§ Problem details: Find the word "color" in the records below. List each line containing it.
***** Stored rows
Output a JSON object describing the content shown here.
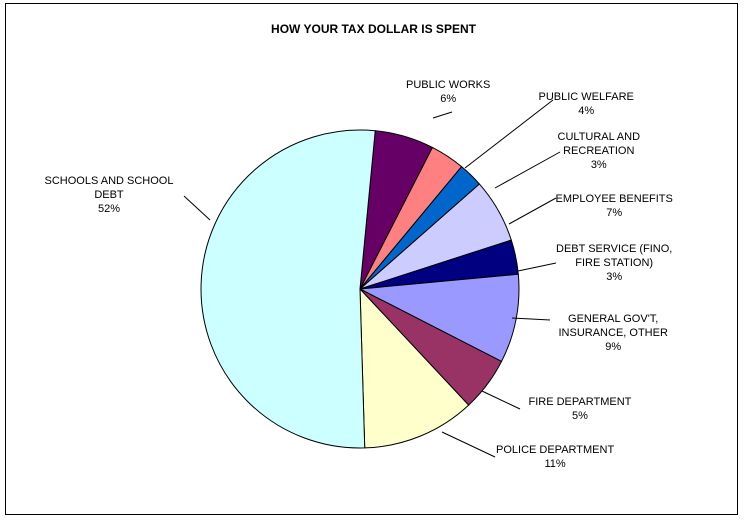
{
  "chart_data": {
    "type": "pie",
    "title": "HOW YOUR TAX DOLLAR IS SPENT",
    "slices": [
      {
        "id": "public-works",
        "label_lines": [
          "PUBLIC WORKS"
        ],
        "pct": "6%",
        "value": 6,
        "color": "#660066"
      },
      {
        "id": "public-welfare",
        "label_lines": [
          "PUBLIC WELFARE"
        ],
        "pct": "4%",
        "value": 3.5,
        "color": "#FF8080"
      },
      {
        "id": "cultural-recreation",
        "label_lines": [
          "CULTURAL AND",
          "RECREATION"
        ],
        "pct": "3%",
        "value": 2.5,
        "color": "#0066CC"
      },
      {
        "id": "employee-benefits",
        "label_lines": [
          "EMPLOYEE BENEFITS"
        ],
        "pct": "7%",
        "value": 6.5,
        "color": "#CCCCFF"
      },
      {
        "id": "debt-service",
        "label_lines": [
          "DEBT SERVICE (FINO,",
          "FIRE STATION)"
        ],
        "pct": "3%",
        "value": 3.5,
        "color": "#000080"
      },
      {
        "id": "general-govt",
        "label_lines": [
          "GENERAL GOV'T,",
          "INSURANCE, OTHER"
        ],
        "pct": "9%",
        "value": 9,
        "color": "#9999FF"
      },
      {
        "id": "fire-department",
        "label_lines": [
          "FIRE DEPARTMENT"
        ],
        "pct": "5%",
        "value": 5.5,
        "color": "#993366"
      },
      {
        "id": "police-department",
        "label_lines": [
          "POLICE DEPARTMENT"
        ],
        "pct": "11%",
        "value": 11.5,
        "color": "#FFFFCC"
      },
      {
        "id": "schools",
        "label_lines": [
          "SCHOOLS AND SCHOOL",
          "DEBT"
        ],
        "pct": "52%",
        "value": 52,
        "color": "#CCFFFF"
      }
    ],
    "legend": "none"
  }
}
**********
§ Exercise solution:
        "color": "#660066"
        "color": "#FF8080"
        "color": "#0066CC"
        "color": "#CCCCFF"
        "color": "#000080"
        "color": "#9999FF"
        "color": "#993366"
        "color": "#FFFFCC"
        "color": "#CCFFFF"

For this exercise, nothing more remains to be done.